**ТРЕБОВАНИЯ**
A. Определите, согласуются ли с приведенным ниже фрагментом о романтизме и эстетике Гегеля утверждения (i), (ii) и (iii). Для каждого дайте ответ «да» или «нет» и точно процитируйте решающие слова фрагмента.
(i) А. Поттс рассматривает противоречие в эстетике Гегеля в начале сборника.
(ii) Литература во фрагменте представлена как инструмент непосредственного воздействия на зрителей.
(iii) Гегель считал искусство формой, достаточно развитой, чтобы передать все волнения современности.
B. Сократите абзац фрагмента о романтизме и эстетике Гегеля, который начинается словами «В сборнике «Чувствующие сообщества»», или оформите его в виде списка. Основные факты должны сохраниться.
C. Продолжите фрагмент о романтизме и эстетике Гегеля, начиная сразу после его последнего предложения.

**ФРАГМЕНТ СТРАНИЦЫ**
:::::

В сборнике «Чувствующие сообщества» романтизм объявляется временем эстетизации революции, после чего неизбежными стали деэстетизация революции и превращение ее в чистый инструмент воли. Так, А. Поттс в начале сборника исследует важнейшее противоречие в эстетике Гегеля: Гегель исходил из того, что искусство — слишком архаическая и примитивная форма, чтобы передать все волнения современности, провоцирующие совсем новые механизмы событий; и вместе с тем не мог трактовать современность иначе, как исходя из образов и метафор, созданных как раз этими примитивными формами. Поттс хочет представить Гегеля прежде всего критиком риторики, который отрицает в искусстве именно риторическое воздействие. Но такая критика риторики создает новую риторику, в которой резко разведены живопись, как инструмент непосредственного воздействия на зрителей и приближения к ним демонстрируемого предмета, и литература, как искусство недостижимого идеала. За идеалом нельзя угнаться, как нельзя настичь уже произошедшее событие. Получается, что романтизм лишил людей прежнего чувства истории: те, кто привык соотносить литературную и живописную символику, увидели в новом искусстве только следы непонятных событий — это и была главная причина «непрозрачности» революции.

:::::

**СТРОКИ ДАННЫХ**
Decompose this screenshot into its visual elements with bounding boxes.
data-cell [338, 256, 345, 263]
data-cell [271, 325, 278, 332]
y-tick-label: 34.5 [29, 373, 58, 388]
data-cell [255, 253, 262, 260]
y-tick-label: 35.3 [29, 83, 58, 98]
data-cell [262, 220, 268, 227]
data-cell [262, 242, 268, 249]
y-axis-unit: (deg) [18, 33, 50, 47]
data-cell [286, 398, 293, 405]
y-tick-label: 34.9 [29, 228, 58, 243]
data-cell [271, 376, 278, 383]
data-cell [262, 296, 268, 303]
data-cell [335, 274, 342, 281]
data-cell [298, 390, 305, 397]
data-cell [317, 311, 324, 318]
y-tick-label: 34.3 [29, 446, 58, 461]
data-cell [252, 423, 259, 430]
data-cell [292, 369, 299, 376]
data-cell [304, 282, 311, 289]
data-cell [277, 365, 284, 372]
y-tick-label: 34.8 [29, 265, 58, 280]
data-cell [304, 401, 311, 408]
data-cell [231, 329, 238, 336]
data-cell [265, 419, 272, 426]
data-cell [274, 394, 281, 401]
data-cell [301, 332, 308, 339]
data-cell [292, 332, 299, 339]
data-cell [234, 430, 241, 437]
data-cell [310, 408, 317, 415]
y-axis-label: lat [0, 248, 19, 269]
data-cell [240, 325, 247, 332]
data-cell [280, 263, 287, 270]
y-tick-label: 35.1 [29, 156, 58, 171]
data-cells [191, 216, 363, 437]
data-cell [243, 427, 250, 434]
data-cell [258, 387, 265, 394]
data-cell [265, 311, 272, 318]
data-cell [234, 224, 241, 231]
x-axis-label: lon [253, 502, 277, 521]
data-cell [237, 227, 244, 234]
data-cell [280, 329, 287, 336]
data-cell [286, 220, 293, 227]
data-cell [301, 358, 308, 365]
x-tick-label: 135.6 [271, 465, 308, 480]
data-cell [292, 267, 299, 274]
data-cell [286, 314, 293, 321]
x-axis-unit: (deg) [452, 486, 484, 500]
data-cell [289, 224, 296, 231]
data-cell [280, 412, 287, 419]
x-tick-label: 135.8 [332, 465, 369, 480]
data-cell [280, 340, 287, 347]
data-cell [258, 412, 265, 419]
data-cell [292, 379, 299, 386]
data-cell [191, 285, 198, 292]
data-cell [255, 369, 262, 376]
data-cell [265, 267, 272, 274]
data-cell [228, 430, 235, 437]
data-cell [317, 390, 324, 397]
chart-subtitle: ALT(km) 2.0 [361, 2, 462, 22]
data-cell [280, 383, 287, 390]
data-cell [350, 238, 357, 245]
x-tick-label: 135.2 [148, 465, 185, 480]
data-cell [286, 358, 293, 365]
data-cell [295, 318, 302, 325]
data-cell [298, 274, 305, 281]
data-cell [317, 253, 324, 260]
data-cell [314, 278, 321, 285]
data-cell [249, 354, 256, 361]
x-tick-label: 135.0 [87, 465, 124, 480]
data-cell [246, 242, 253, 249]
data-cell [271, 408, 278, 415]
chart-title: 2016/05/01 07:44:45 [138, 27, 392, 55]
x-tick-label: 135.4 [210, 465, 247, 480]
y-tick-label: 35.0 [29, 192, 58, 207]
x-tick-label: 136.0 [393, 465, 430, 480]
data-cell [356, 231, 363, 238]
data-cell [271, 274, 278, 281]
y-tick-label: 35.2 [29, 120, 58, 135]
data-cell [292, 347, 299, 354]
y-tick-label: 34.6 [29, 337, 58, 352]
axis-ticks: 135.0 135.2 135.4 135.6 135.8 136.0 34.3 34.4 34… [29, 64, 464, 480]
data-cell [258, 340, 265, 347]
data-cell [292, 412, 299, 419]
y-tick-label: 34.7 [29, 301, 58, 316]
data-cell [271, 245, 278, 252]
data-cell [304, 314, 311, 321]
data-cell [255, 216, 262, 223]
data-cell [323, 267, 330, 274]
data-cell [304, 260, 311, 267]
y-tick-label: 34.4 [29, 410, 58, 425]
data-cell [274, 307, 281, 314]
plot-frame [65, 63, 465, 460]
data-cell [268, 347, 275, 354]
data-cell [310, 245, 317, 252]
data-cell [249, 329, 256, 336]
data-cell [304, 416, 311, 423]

:::::

**ОТВЕТЫ ПО ЗАДАНИЯМ**
A.
(i) Да: «А. Поттс в начале сборника исследует важнейшее противоречие в эстетике Гегеля».
(ii) Нет: «живопись, как инструмент непосредственного воздействия на зрителей» и «литература, как искусство недостижимого идеала».
(iii) Нет: «искусство — слишком архаическая и примитивная форма, чтобы передать все волнения современности».

B.
- В сборнике «Чувствующие сообщества» романтизм рассматривается как время эстетизации революции. За ним последовали деэстетизация революции и превращение ее в инструмент воли.
- А. Поттс анализирует противоречие в эстетике Гегеля. Гегель считал искусство слишком архаичным, чтобы передать волнения современности, но сам описывал современность через образы этого искусства.
- Поттс видит в Гегеле критика риторики. Однако эта критика порождает новую риторику, в которой живопись служит инструментом непосредственного воздействия на зрителя, а литература становится искусством недостижимого идеала.
- Романтизм лишил людей прежнего чувства истории: в новом искусстве они видели лишь следы непонятных событий. Это и стало главной причиной «непрозрачности» революции.

C.
И Поттс, и Ж. Рансьер, статьей которого «Современное искусство и политика эстетики» открывается сборник, считают, что художник послеромантического времени, скажем — реалист середины XIX в., стремится видеть не отдельные значения вещей, а значительность собственного опыта. Если прежде художник создавал произведение по готовым правилам, великодушно предоставляя его оценку зрителям, то теперь он стал действовать спонтанно, сам оценивая роковым образом надвигающееся на него произведение. Это говорит о новом чувстве истории: вместо цепи событий, каждое из которых осмыслялось по аналогии со сходными событиями, возникает предчувствие крупных перемен, в сравнении с которыми вся былая история выглядит одним большим объектом для сравнения. Но нам кажется, что авторы сборника слишком доверяют признаниям художников, которые говорят о спонтанности своего творчества, часто просто рассчитывая на сочувствие публики. Когда художник заявляет о себе как о медиуме, он явно хочет показать, что он пострадал от нагрянувшего на него события, но при этом с ним справился, то есть создает вполне последовательную риторику, вызывающую к нему сочувствие.
Интересно, что Рансьер, в отличие от его последователей, зачастую использует самую прямолинейную, агитационную риторику. Он говорит о том, что современное искусство должно покончить с прежней своей отделенностью от пространства социального и потому шире использовать монтажно-коллажные принципы. Но ясно, что перед нами не монтаж авангардного типа, покушавшийся на изменение хода истории, а просто поиск наиболее эффективных риторических приемов, напрямую не связанных с исторической проблематикой.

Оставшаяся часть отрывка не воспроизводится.